Stored items

* Start *

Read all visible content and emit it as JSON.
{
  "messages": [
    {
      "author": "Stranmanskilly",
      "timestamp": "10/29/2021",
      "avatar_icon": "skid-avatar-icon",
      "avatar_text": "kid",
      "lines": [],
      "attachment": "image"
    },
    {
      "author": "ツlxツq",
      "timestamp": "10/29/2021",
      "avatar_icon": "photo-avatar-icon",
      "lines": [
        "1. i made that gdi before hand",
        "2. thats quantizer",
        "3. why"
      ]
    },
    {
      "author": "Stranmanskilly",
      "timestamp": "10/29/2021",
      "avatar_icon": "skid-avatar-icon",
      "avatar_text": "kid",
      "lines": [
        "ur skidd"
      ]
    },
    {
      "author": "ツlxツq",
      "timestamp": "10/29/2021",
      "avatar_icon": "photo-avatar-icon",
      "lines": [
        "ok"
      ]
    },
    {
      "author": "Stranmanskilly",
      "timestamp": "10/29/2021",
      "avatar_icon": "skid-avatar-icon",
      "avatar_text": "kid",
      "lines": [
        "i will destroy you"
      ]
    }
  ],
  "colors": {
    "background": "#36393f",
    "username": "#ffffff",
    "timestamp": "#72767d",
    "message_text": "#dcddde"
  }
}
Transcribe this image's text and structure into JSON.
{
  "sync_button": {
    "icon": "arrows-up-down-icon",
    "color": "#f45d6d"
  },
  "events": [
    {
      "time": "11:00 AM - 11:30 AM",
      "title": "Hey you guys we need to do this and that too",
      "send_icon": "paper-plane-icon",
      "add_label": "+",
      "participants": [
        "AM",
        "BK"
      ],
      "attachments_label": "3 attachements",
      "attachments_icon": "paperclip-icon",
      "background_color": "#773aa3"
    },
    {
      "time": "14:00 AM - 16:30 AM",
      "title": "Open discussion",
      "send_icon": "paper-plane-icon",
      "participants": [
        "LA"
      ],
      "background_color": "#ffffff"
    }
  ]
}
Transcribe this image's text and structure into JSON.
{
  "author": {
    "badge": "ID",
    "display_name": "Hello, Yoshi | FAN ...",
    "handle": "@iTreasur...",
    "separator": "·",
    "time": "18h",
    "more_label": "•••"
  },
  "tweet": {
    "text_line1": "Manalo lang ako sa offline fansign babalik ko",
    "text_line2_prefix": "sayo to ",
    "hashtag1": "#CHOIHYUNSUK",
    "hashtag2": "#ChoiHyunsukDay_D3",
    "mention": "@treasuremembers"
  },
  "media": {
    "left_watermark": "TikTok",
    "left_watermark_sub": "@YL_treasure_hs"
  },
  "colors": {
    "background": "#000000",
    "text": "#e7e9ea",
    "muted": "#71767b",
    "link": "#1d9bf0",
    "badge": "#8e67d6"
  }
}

* End *

The entries above must be returned exactly.

Read all visible content and emit it as JSON.
{
  "messages": [
    {
      "author": "Stranmanskilly",
      "timestamp": "10/29/2021",
      "avatar_icon": "skid-avatar-icon",
      "avatar_text": "kid",
      "lines": [],
      "attachment": "image"
    },
    {
      "author": "ツlxツq",
      "timestamp": "10/29/2021",
      "avatar_icon": "photo-avatar-icon",
      "lines": [
        "1. i made that gdi before hand",
        "2. thats quantizer",
        "3. why"
      ]
    },
    {
      "author": "Stranmanskilly",
      "timestamp": "10/29/2021",
      "avatar_icon": "skid-avatar-icon",
      "avatar_text": "kid",
      "lines": [
        "ur skidd"
      ]
    },
    {
      "author": "ツlxツq",
      "timestamp": "10/29/2021",
      "avatar_icon": "photo-avatar-icon",
      "lines": [
        "ok"
      ]
    },
    {
      "author": "Stranmanskilly",
      "timestamp": "10/29/2021",
      "avatar_icon": "skid-avatar-icon",
      "avatar_text": "kid",
      "lines": [
        "i will destroy you"
      ]
    }
  ],
  "colors": {
    "background": "#36393f",
    "username": "#ffffff",
    "timestamp": "#72767d",
    "message_text": "#dcddde"
  }
}
Transcribe this image's text and structure into JSON.
{
  "sync_button": {
    "icon": "arrows-up-down-icon",
    "color": "#f45d6d"
  },
  "events": [
    {
      "time": "11:00 AM - 11:30 AM",
      "title": "Hey you guys we need to do this and that too",
      "send_icon": "paper-plane-icon",
      "add_label": "+",
      "participants": [
        "AM",
        "BK"
      ],
      "attachments_label": "3 attachements",
      "attachments_icon": "paperclip-icon",
      "background_color": "#773aa3"
    },
    {
      "time": "14:00 AM - 16:30 AM",
      "title": "Open discussion",
      "send_icon": "paper-plane-icon",
      "participants": [
        "LA"
      ],
      "background_color": "#ffffff"
    }
  ]
}
Transcribe this image's text and structure into JSON.
{
  "author": {
    "badge": "ID",
    "display_name": "Hello, Yoshi | FAN ...",
    "handle": "@iTreasur...",
    "separator": "·",
    "time": "18h",
    "more_label": "•••"
  },
  "tweet": {
    "text_line1": "Manalo lang ako sa offline fansign babalik ko",
    "text_line2_prefix": "sayo to ",
    "hashtag1": "#CHOIHYUNSUK",
    "hashtag2": "#ChoiHyunsukDay_D3",
    "mention": "@treasuremembers"
  },
  "media": {
    "left_watermark": "TikTok",
    "left_watermark_sub": "@YL_treasure_hs"
  },
  "colors": {
    "background": "#000000",
    "text": "#e7e9ea",
    "muted": "#71767b",
    "link": "#1d9bf0",
    "badge": "#8e67d6"
  }
}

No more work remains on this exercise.